**Work to be completed**
Report every line in the listing that contains the string "title".

**Exercise data**
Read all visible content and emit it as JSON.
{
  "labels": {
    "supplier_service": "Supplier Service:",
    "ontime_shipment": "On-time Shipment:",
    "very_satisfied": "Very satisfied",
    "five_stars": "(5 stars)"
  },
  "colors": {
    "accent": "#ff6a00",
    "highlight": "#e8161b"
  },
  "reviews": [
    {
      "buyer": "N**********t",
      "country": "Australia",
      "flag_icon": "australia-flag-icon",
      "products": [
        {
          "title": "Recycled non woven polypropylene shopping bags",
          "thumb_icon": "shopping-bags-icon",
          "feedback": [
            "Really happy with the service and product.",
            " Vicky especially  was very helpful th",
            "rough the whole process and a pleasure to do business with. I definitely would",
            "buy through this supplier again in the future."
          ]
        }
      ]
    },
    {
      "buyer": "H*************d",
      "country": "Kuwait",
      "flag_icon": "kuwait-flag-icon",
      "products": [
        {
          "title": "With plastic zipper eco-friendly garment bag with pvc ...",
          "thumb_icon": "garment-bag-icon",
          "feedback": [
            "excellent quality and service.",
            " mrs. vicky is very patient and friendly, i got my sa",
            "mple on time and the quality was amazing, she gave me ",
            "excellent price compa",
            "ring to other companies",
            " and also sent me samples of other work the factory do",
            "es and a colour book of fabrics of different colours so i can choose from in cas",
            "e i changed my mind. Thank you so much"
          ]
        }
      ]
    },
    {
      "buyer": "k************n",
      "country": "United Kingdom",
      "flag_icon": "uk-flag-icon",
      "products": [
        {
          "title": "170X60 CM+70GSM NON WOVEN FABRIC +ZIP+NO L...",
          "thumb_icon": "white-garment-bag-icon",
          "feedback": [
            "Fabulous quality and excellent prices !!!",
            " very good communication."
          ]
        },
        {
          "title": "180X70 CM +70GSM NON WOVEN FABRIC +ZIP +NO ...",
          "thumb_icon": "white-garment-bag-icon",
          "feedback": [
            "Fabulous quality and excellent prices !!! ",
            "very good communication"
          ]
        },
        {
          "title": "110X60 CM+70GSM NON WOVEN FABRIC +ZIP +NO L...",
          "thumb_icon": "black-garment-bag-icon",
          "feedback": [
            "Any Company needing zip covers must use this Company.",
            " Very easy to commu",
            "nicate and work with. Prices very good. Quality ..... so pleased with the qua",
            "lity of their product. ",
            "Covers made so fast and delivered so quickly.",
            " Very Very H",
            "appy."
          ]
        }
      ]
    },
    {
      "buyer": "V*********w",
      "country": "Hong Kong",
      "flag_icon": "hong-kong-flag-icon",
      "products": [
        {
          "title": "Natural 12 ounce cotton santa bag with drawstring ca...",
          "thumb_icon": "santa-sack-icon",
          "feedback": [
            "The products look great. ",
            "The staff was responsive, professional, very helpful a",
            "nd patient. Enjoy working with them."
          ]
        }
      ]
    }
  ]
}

**Exercise result**
          "title": "Recycled non woven polypropylene shopping bags",
          "title": "With plastic zipper eco-friendly garment bag with pvc ...",
          "title": "170X60 CM+70GSM NON WOVEN FABRIC +ZIP+NO L...",
          "title": "180X70 CM +70GSM NON WOVEN FABRIC +ZIP +NO ...",
          "title": "110X60 CM+70GSM NON WOVEN FABRIC +ZIP +NO L...",
          "title": "Natural 12 ounce cotton santa bag with drawstring ca...",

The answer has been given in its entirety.